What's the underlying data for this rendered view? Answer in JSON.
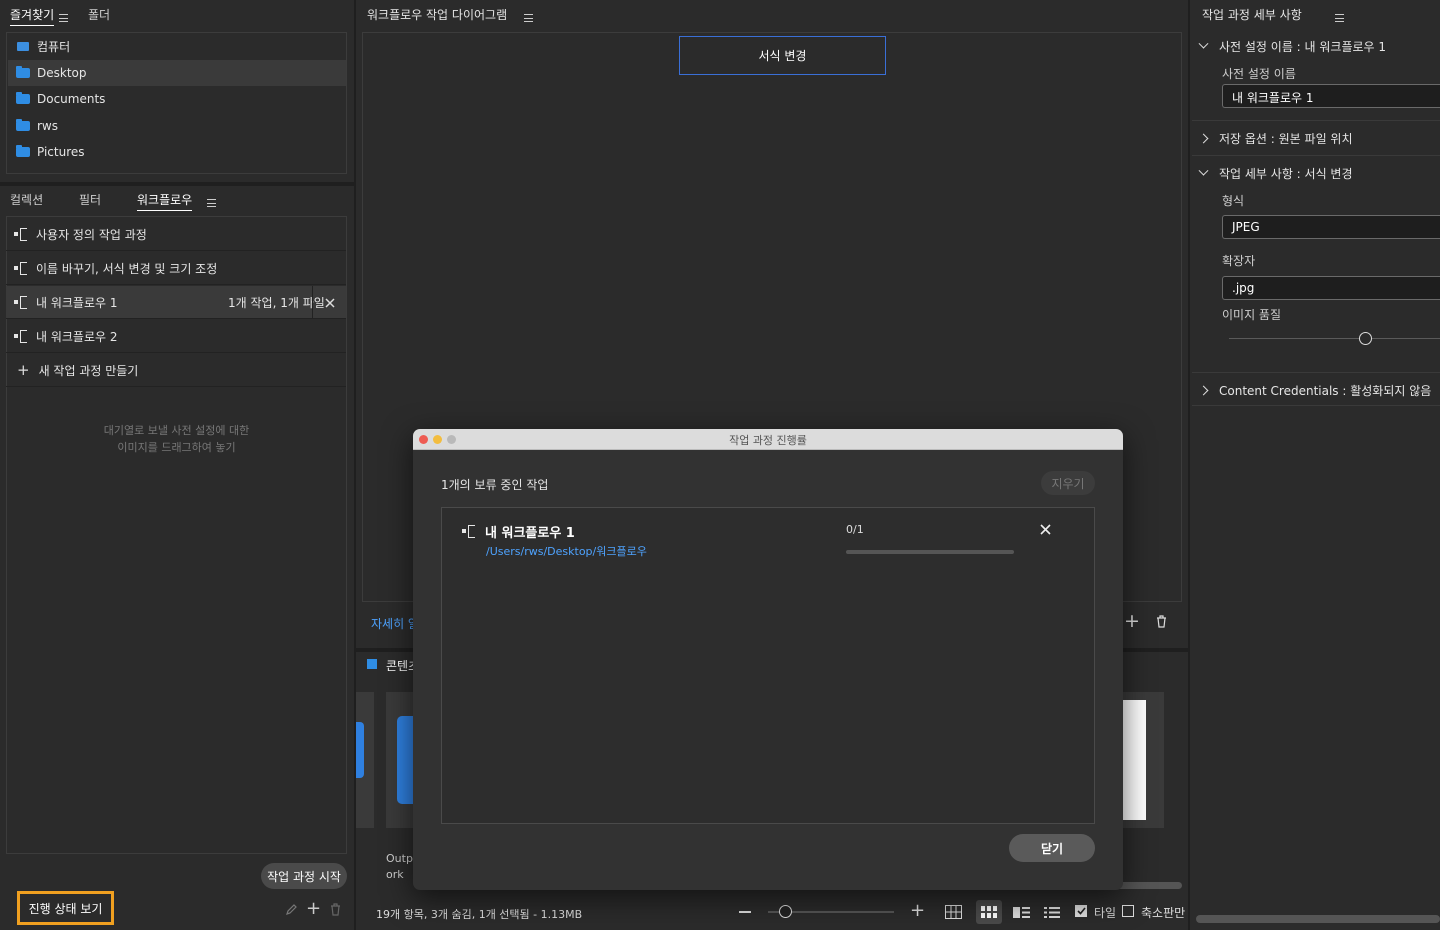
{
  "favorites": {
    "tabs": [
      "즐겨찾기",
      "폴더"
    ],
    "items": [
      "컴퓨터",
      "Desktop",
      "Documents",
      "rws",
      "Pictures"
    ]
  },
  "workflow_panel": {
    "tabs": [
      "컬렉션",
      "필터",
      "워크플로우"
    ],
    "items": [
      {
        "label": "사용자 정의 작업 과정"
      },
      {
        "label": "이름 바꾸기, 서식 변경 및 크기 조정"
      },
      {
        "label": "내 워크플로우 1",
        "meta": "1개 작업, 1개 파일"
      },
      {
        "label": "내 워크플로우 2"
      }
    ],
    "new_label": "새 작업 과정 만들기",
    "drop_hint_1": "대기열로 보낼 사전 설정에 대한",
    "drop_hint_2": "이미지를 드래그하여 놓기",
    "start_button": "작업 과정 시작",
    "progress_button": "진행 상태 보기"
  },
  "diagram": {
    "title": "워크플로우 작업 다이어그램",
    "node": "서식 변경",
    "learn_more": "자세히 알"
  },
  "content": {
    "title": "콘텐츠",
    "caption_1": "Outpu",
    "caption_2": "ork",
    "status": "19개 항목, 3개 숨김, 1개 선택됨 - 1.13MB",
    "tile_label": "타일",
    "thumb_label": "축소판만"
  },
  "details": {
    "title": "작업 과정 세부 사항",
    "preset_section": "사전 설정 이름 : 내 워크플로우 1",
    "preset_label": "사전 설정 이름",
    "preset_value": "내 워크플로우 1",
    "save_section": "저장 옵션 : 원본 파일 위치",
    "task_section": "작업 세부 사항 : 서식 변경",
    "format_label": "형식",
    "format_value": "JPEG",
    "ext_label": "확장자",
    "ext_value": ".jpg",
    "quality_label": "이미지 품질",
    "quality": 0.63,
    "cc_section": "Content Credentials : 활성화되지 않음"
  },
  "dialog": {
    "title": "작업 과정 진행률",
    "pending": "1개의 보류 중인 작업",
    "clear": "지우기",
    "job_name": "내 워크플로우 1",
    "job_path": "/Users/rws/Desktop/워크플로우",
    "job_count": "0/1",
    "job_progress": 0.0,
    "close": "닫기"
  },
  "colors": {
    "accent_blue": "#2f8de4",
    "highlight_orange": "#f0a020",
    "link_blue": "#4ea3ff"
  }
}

...

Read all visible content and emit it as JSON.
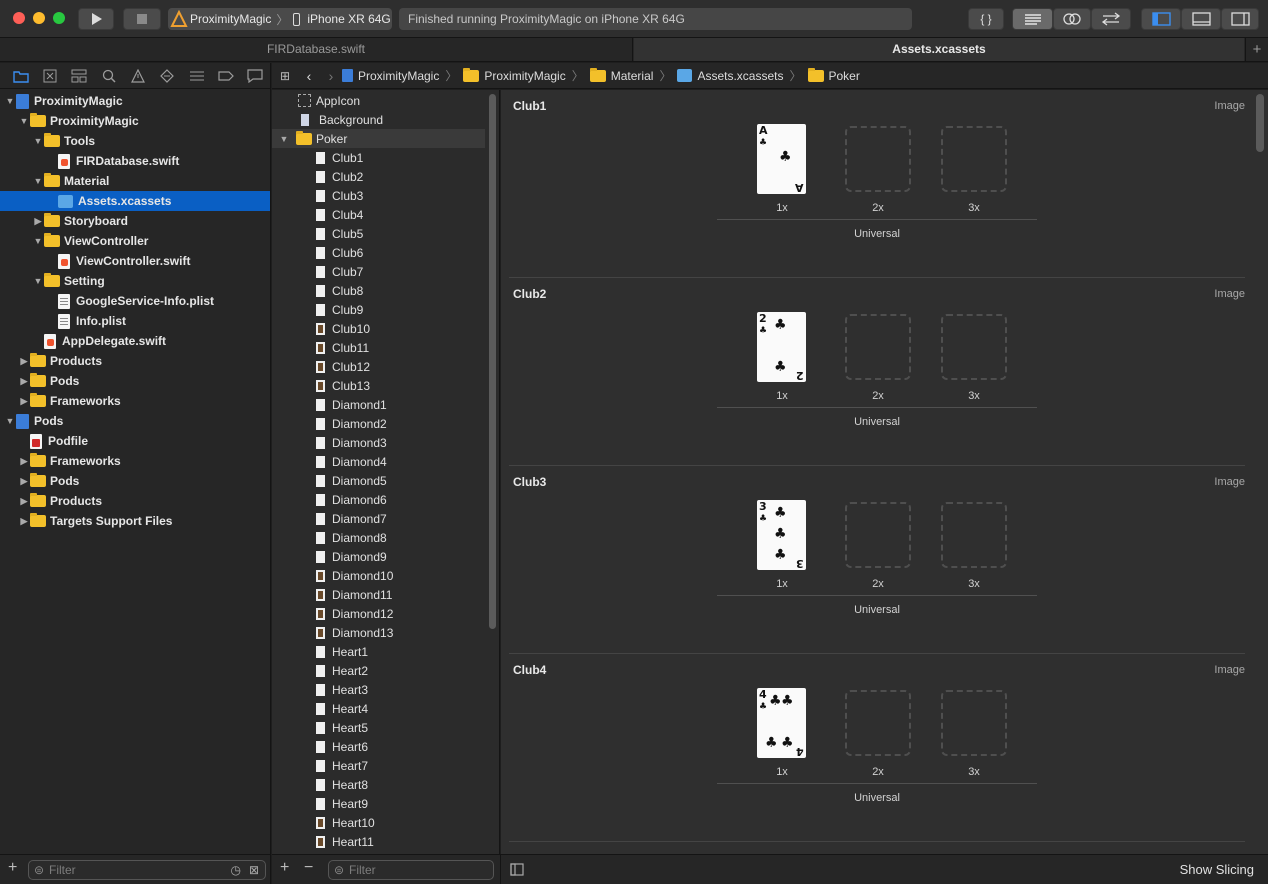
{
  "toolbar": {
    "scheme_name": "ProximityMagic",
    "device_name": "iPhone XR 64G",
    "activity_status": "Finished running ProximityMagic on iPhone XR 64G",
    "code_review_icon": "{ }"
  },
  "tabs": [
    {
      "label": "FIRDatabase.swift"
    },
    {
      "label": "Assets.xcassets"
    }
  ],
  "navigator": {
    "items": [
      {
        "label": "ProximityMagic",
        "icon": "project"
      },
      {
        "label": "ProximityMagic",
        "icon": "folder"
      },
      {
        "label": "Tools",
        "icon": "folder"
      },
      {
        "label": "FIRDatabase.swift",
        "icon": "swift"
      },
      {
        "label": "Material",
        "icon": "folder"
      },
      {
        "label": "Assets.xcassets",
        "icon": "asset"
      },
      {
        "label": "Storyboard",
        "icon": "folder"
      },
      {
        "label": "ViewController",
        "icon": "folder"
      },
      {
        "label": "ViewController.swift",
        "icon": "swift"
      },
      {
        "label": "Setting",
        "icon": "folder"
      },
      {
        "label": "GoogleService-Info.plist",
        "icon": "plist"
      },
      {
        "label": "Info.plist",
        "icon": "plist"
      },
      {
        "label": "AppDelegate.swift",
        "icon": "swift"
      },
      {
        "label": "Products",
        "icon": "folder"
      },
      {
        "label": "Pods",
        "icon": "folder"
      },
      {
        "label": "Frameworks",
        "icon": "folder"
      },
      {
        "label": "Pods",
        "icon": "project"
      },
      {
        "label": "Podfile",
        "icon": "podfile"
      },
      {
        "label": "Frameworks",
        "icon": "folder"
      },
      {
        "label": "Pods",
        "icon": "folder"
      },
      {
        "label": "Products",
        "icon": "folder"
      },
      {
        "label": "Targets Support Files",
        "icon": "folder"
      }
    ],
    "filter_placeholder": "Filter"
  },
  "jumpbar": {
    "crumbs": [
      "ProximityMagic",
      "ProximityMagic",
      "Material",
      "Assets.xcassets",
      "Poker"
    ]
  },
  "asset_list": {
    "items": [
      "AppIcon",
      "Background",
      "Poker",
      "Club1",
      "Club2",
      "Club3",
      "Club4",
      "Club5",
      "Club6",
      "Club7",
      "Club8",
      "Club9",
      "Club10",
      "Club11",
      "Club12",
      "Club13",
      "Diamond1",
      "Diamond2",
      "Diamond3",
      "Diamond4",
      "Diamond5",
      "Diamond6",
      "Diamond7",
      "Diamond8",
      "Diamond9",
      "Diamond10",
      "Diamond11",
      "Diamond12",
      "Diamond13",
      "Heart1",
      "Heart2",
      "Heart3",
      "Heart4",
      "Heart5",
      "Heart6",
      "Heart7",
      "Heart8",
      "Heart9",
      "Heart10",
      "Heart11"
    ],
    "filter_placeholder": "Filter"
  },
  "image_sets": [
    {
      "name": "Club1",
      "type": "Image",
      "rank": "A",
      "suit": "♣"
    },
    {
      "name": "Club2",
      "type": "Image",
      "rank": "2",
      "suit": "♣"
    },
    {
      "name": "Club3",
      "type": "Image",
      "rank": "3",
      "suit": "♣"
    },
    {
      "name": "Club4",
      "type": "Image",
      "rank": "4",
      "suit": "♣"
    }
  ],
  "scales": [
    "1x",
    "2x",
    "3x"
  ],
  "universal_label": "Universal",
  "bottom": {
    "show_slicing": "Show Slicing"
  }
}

• Task directions
In the entries above, identify every line with the word "iPhone". Copy those lines.

• Written solution
    "device_name": "iPhone XR 64G",
    "activity_status": "Finished running ProximityMagic on iPhone XR 64G",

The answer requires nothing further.